[EXCERPTED DATA]

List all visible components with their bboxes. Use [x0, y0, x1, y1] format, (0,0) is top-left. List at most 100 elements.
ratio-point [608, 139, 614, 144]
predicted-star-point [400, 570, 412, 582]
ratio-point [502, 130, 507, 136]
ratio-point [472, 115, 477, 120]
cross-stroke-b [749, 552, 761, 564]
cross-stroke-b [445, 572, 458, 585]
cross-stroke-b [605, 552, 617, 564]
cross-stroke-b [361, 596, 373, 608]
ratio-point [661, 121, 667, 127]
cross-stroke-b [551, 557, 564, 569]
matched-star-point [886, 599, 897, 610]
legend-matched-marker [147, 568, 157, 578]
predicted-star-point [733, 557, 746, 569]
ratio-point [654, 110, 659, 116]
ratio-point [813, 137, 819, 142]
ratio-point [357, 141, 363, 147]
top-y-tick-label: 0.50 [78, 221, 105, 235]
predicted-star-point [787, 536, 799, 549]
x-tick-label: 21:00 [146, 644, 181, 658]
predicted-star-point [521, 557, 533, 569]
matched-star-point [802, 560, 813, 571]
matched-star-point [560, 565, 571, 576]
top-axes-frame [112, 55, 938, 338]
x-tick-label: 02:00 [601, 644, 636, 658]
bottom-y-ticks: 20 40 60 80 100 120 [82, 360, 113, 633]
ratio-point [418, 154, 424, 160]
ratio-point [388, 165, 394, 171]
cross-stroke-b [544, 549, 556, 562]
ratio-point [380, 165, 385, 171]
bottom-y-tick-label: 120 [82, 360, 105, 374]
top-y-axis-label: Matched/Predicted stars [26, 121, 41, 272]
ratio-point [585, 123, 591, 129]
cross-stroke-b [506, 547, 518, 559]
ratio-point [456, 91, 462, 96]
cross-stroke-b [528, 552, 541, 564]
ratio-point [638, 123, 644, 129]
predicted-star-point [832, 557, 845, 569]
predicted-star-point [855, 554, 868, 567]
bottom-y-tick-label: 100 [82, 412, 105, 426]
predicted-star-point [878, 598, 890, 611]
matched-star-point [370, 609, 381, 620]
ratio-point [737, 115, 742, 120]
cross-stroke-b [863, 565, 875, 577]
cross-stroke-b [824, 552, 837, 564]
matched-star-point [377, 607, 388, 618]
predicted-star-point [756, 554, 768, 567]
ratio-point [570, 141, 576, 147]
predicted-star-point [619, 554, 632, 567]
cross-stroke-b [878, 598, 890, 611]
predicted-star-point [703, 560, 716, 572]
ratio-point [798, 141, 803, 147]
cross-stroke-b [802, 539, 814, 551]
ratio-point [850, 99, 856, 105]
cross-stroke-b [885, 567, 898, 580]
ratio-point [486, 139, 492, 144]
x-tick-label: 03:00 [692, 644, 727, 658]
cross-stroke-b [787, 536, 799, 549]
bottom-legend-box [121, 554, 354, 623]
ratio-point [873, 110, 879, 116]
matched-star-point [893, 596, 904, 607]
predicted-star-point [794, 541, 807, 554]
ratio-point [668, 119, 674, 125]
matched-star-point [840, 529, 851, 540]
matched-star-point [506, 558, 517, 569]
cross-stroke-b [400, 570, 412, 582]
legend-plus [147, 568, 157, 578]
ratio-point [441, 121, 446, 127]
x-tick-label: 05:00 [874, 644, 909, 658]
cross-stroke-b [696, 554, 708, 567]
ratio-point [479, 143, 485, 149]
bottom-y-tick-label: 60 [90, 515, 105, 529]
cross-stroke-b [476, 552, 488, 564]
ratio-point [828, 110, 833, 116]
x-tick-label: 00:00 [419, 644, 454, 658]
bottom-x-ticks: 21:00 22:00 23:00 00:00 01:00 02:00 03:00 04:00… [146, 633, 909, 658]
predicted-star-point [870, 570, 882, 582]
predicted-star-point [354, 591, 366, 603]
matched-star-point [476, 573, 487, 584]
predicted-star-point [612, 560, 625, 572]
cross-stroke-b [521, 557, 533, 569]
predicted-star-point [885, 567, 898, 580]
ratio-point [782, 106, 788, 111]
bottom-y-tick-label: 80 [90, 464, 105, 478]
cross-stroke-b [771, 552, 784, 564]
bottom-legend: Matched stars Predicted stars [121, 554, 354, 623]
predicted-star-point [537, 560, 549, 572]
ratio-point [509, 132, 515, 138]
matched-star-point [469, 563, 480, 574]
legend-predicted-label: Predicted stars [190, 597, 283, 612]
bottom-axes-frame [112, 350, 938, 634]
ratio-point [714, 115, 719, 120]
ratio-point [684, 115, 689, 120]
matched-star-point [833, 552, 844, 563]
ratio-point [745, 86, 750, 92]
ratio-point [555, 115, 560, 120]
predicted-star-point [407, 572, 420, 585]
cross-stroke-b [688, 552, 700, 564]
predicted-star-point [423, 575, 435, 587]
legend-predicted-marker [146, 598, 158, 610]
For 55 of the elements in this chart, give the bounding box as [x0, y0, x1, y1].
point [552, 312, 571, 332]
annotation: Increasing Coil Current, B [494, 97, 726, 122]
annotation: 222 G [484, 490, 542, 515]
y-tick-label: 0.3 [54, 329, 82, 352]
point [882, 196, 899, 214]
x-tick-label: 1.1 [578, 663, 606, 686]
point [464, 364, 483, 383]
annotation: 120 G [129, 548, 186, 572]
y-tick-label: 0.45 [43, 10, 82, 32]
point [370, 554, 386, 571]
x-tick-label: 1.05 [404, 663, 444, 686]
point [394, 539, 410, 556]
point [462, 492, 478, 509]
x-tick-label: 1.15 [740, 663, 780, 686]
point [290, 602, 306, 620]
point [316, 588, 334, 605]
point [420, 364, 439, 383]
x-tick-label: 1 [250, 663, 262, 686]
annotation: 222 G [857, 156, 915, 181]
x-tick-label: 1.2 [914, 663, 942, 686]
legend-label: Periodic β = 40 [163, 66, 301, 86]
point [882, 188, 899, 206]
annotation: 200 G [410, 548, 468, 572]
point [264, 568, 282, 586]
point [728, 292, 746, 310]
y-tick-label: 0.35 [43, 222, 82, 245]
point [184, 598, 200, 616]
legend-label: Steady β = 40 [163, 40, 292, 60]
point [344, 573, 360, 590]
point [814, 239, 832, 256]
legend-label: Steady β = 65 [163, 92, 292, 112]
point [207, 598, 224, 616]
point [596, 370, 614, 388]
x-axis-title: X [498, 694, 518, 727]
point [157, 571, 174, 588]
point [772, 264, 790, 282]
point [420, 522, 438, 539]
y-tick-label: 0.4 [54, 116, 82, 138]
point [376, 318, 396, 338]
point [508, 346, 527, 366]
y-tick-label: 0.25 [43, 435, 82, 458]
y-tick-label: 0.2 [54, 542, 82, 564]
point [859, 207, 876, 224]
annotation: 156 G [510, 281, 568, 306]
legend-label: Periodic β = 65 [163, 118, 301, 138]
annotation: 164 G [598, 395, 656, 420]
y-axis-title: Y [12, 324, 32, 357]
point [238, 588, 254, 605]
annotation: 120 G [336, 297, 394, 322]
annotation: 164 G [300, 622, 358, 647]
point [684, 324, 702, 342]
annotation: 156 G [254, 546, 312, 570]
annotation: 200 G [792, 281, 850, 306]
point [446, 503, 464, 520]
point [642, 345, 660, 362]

[YOUR TASK] Please copy the records word for word, from their first line down to the line containing "ratio-point [388, 165, 394, 171]", including both of those lines.

[RESPONSE]
List all visible components with their bboxes. Use [x0, y0, x1, y1] format, (0,0) is top-left. List at most 100 elements.
ratio-point [608, 139, 614, 144]
predicted-star-point [400, 570, 412, 582]
ratio-point [502, 130, 507, 136]
ratio-point [472, 115, 477, 120]
cross-stroke-b [749, 552, 761, 564]
cross-stroke-b [445, 572, 458, 585]
cross-stroke-b [605, 552, 617, 564]
cross-stroke-b [361, 596, 373, 608]
ratio-point [661, 121, 667, 127]
cross-stroke-b [551, 557, 564, 569]
matched-star-point [886, 599, 897, 610]
legend-matched-marker [147, 568, 157, 578]
predicted-star-point [733, 557, 746, 569]
ratio-point [654, 110, 659, 116]
ratio-point [813, 137, 819, 142]
ratio-point [357, 141, 363, 147]
top-y-tick-label: 0.50 [78, 221, 105, 235]
predicted-star-point [787, 536, 799, 549]
x-tick-label: 21:00 [146, 644, 181, 658]
predicted-star-point [521, 557, 533, 569]
matched-star-point [802, 560, 813, 571]
matched-star-point [560, 565, 571, 576]
top-axes-frame [112, 55, 938, 338]
x-tick-label: 02:00 [601, 644, 636, 658]
bottom-y-ticks: 20 40 60 80 100 120 [82, 360, 113, 633]
ratio-point [418, 154, 424, 160]
ratio-point [388, 165, 394, 171]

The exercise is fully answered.